Go through the listing and return every line with "определения" in it.

Some records
— BEGIN —

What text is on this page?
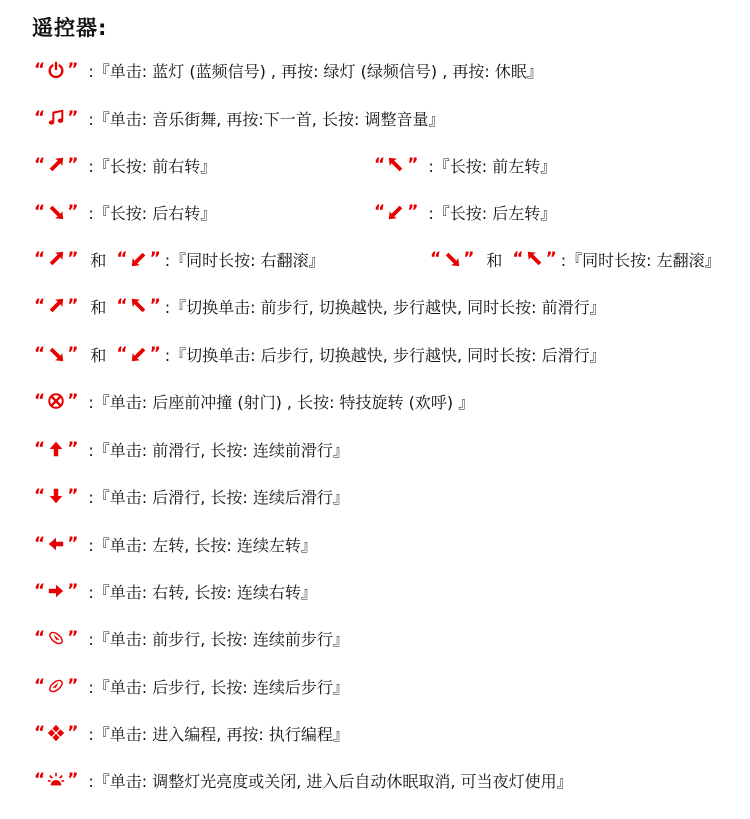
遥控器:
“ ” :『单击: 蓝灯 (蓝频信号) , 再按: 绿灯 (绿频信号) , 再按: 休眠』
“ ” :『单击: 音乐街舞, 再按:下一首, 长按: 调整音量』
“ ” :『长按: 前右转』	“ ” :『长按: 前左转』
“ ” :『长按: 后右转』	“ ” :『长按: 后左转』
“ ” 和 “ ” :『同时长按: 右翻滚』	“ ” 和 “ ” :『同时长按: 左翻滚』
“ ” 和 “ ” :『切换单击: 前步行, 切换越快, 步行越快, 同时长按: 前滑行』
“ ” 和 “ ” :『切换单击: 后步行, 切换越快, 步行越快, 同时长按: 后滑行』
“ ” :『单击: 后座前冲撞 (射门) , 长按: 特技旋转 (欢呼) 』
“ ” :『单击: 前滑行, 长按: 连续前滑行』
“ ” :『单击: 后滑行, 长按: 连续后滑行』
“ ” :『单击: 左转, 长按: 连续左转』
“ ” :『单击: 右转, 长按: 连续右转』
“ ” :『单击: 前步行, 长按: 连续前步行』
“ ” :『单击: 后步行, 长按: 连续后步行』
“ ” :『单击: 进入编程, 再按: 执行编程』
“ ” :『单击: 调整灯光亮度或关闭, 进入后自动休眠取消, 可当夜灯使用』
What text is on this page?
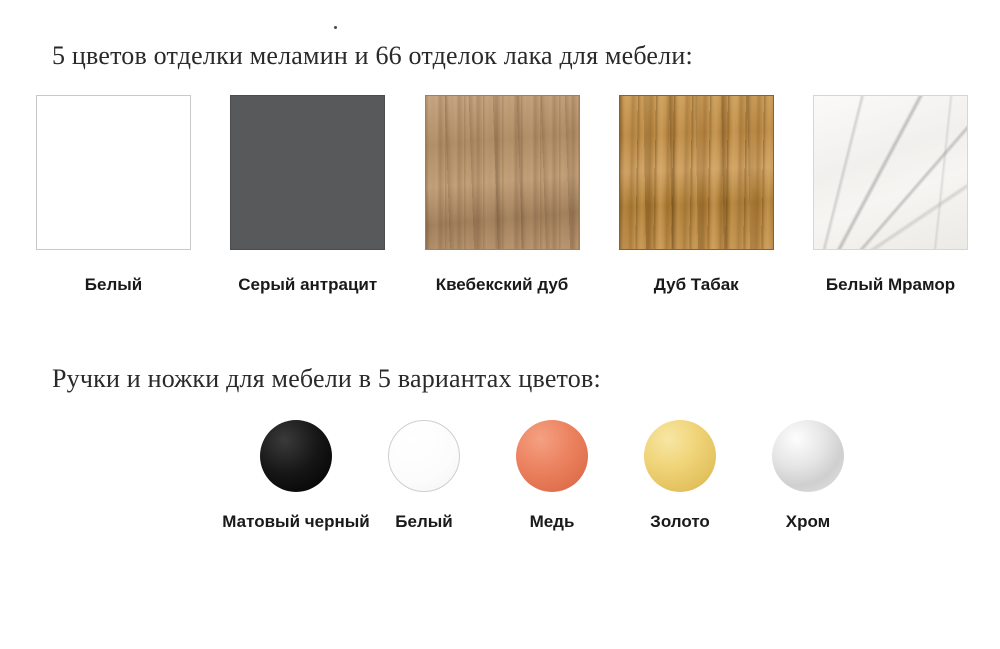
5 цветов отделки меламин и 66 отделок лака для мебели:
Белый	Серый антрацит	Квебекский дуб	Дуб Табак	Белый Мрамор
Ручки и ножки для мебели в 5 вариантах цветов:
Матовый черный Белый	Медь	Золото	Хром
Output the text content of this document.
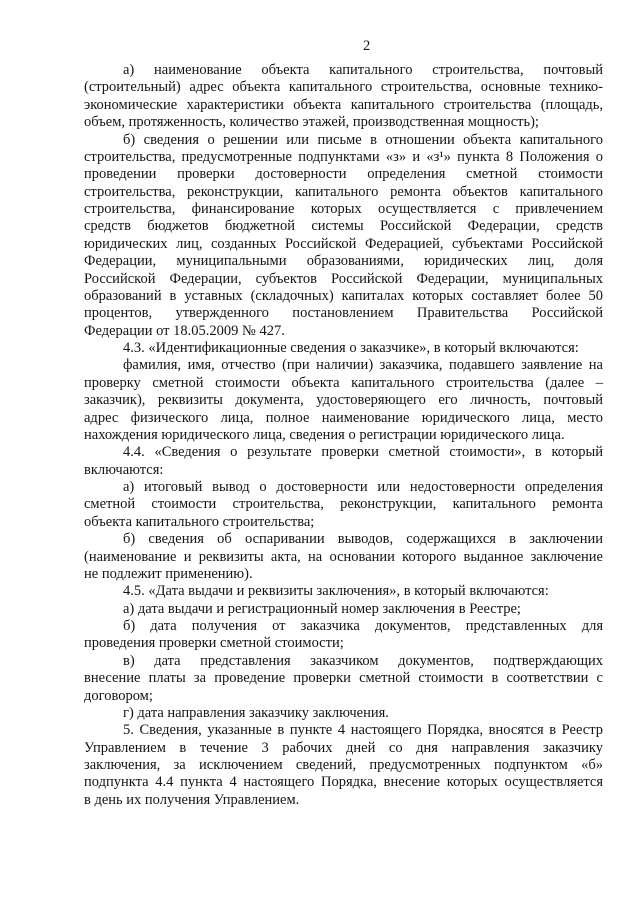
2
а) наименование объекта капитального строительства, почтовый
(строительный) адрес объекта капитального строительства, основные технико-
экономические характеристики объекта капитального строительства (площадь,
объем, протяженность, количество этажей, производственная мощность);
б) сведения о решении или письме в отношении объекта капитального
строительства, предусмотренные подпунктами «з» и «з¹» пункта 8 Положения о
проведении проверки достоверности определения сметной стоимости
строительства, реконструкции, капитального ремонта объектов капитального
строительства, финансирование которых осуществляется с привлечением
средств бюджетов бюджетной системы Российской Федерации, средств
юридических лиц, созданных Российской Федерацией, субъектами Российской
Федерации, муниципальными образованиями, юридических лиц, доля
Российской Федерации, субъектов Российской Федерации, муниципальных
образований в уставных (складочных) капиталах которых составляет более 50
процентов, утвержденного постановлением Правительства Российской
Федерации от 18.05.2009 № 427.
4.3. «Идентификационные сведения о заказчике», в который включаются:
фамилия, имя, отчество (при наличии) заказчика, подавшего заявление на
проверку сметной стоимости объекта капитального строительства (далее –
заказчик), реквизиты документа, удостоверяющего его личность, почтовый
адрес физического лица, полное наименование юридического лица, место
нахождения юридического лица, сведения о регистрации юридического лица.
4.4. «Сведения о результате проверки сметной стоимости», в который
включаются:
а) итоговый вывод о достоверности или недостоверности определения
сметной стоимости строительства, реконструкции, капитального ремонта
объекта капитального строительства;
б) сведения об оспаривании выводов, содержащихся в заключении
(наименование и реквизиты акта, на основании которого выданное заключение
не подлежит применению).
4.5. «Дата выдачи и реквизиты заключения», в который включаются:
а) дата выдачи и регистрационный номер заключения в Реестре;
б) дата получения от заказчика документов, представленных для
проведения проверки сметной стоимости;
в) дата представления заказчиком документов, подтверждающих
внесение платы за проведение проверки сметной стоимости в соответствии с
договором;
г) дата направления заказчику заключения.
5. Сведения, указанные в пункте 4 настоящего Порядка, вносятся в Реестр
Управлением в течение 3 рабочих дней со дня направления заказчику
заключения, за исключением сведений, предусмотренных подпунктом «б»
подпункта 4.4 пункта 4 настоящего Порядка, внесение которых осуществляется
в день их получения Управлением.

— END —

RESULT FOR THIS TASK:
проведении проверки достоверности определения сметной стоимости
а) итоговый вывод о достоверности или недостоверности определения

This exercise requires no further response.